Directions for this task: Output every line of the data from the first line through the line containing "slice-label: Funding Gap [258, 144, 354, 163]", both ends included, as a JSON list of strings with one string per line and blank lines omitted.

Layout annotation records
-- BEGIN --

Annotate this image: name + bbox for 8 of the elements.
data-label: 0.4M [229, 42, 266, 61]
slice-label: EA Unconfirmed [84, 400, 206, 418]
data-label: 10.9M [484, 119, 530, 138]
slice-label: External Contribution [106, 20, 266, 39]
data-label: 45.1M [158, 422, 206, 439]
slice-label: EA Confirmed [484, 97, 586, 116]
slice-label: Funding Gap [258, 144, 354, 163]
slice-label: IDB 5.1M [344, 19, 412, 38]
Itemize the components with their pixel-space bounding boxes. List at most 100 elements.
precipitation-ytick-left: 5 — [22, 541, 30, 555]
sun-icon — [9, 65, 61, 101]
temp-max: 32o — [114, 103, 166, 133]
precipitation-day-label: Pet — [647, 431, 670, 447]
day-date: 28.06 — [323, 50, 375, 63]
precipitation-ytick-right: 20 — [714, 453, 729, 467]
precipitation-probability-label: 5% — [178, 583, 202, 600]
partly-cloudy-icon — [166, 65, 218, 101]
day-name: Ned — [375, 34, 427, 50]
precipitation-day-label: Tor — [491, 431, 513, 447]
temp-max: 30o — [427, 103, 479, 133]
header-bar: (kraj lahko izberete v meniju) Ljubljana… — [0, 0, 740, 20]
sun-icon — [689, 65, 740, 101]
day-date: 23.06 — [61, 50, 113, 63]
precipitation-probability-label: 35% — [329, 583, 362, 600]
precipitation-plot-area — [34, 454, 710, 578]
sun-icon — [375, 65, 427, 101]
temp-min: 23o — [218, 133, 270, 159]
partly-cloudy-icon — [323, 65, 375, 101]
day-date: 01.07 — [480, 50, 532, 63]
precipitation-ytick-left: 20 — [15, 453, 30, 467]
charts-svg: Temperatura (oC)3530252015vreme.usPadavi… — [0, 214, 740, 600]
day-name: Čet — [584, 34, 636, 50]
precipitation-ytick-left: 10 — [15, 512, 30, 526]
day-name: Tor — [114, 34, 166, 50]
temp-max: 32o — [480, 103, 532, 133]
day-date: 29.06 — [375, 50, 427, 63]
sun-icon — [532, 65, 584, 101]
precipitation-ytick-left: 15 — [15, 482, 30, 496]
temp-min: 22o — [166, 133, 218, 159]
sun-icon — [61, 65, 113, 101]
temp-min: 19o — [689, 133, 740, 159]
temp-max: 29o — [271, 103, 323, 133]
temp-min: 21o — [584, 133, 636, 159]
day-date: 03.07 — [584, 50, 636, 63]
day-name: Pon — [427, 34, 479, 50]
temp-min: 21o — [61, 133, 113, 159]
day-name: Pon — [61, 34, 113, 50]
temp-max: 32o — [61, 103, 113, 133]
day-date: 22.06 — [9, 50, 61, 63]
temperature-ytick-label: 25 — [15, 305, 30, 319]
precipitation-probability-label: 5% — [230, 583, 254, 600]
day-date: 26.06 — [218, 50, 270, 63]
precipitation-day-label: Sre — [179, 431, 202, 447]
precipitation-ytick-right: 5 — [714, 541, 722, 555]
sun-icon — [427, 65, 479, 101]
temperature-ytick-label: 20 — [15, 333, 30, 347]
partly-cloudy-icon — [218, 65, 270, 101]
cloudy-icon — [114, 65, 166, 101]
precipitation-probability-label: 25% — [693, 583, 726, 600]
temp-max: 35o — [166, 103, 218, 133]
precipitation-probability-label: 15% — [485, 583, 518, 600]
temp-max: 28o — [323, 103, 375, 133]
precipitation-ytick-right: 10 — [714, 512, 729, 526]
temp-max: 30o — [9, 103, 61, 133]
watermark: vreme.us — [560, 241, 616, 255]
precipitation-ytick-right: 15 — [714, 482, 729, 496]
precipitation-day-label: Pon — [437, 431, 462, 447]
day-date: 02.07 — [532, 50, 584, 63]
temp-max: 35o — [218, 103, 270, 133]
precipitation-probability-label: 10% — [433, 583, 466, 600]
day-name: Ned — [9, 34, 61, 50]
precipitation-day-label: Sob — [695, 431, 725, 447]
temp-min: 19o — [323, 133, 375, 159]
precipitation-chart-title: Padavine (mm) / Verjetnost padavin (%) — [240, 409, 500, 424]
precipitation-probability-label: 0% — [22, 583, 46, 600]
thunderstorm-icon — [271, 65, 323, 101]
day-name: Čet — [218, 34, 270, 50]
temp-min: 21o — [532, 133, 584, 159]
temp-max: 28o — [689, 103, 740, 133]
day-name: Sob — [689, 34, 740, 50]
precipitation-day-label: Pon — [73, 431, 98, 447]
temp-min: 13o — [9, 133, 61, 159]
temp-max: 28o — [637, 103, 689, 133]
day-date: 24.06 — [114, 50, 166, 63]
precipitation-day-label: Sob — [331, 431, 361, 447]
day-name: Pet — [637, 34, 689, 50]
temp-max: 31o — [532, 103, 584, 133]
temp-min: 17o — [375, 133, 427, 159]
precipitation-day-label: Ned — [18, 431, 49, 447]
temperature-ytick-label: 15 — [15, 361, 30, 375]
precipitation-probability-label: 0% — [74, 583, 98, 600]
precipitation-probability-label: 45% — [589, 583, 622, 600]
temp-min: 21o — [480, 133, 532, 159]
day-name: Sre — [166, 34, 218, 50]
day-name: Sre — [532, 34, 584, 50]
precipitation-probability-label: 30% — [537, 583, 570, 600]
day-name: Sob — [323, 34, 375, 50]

-- END --

Exercise solution:
[
  "Annotate this image: name + bbox for 8 of the elements.",
  "data-label: 0.4M [229, 42, 266, 61]",
  "slice-label: EA Unconfirmed [84, 400, 206, 418]",
  "data-label: 10.9M [484, 119, 530, 138]",
  "slice-label: External Contribution [106, 20, 266, 39]",
  "data-label: 45.1M [158, 422, 206, 439]",
  "slice-label: EA Confirmed [484, 97, 586, 116]",
  "slice-label: Funding Gap [258, 144, 354, 163]"
]